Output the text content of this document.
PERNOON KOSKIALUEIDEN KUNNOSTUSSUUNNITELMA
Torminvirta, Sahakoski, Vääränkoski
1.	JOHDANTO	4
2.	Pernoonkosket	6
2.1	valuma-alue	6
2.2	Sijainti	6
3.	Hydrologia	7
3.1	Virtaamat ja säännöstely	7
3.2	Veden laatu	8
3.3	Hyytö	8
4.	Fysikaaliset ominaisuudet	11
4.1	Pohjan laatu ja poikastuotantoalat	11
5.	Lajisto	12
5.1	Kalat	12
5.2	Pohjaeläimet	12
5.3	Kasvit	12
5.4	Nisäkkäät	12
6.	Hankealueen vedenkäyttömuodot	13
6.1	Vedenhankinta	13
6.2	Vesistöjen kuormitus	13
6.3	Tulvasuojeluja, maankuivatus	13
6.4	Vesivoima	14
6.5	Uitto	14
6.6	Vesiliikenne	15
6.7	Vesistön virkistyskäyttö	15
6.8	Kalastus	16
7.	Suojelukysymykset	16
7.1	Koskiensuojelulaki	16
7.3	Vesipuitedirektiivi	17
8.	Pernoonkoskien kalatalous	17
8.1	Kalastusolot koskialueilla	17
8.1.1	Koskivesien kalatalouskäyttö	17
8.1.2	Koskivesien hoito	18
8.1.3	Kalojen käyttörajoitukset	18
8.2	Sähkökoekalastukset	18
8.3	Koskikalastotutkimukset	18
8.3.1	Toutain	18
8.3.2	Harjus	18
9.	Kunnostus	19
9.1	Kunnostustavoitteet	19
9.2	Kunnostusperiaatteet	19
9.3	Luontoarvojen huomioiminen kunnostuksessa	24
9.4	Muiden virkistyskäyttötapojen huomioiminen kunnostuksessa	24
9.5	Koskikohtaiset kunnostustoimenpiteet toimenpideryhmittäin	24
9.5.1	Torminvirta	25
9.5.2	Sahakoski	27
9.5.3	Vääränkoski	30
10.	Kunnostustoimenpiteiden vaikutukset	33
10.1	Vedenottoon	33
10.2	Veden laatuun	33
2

* * * * *

The request = Work out how many lines above have the string "Vääränkoski" in them, and give only the number.

Reply to the task = 2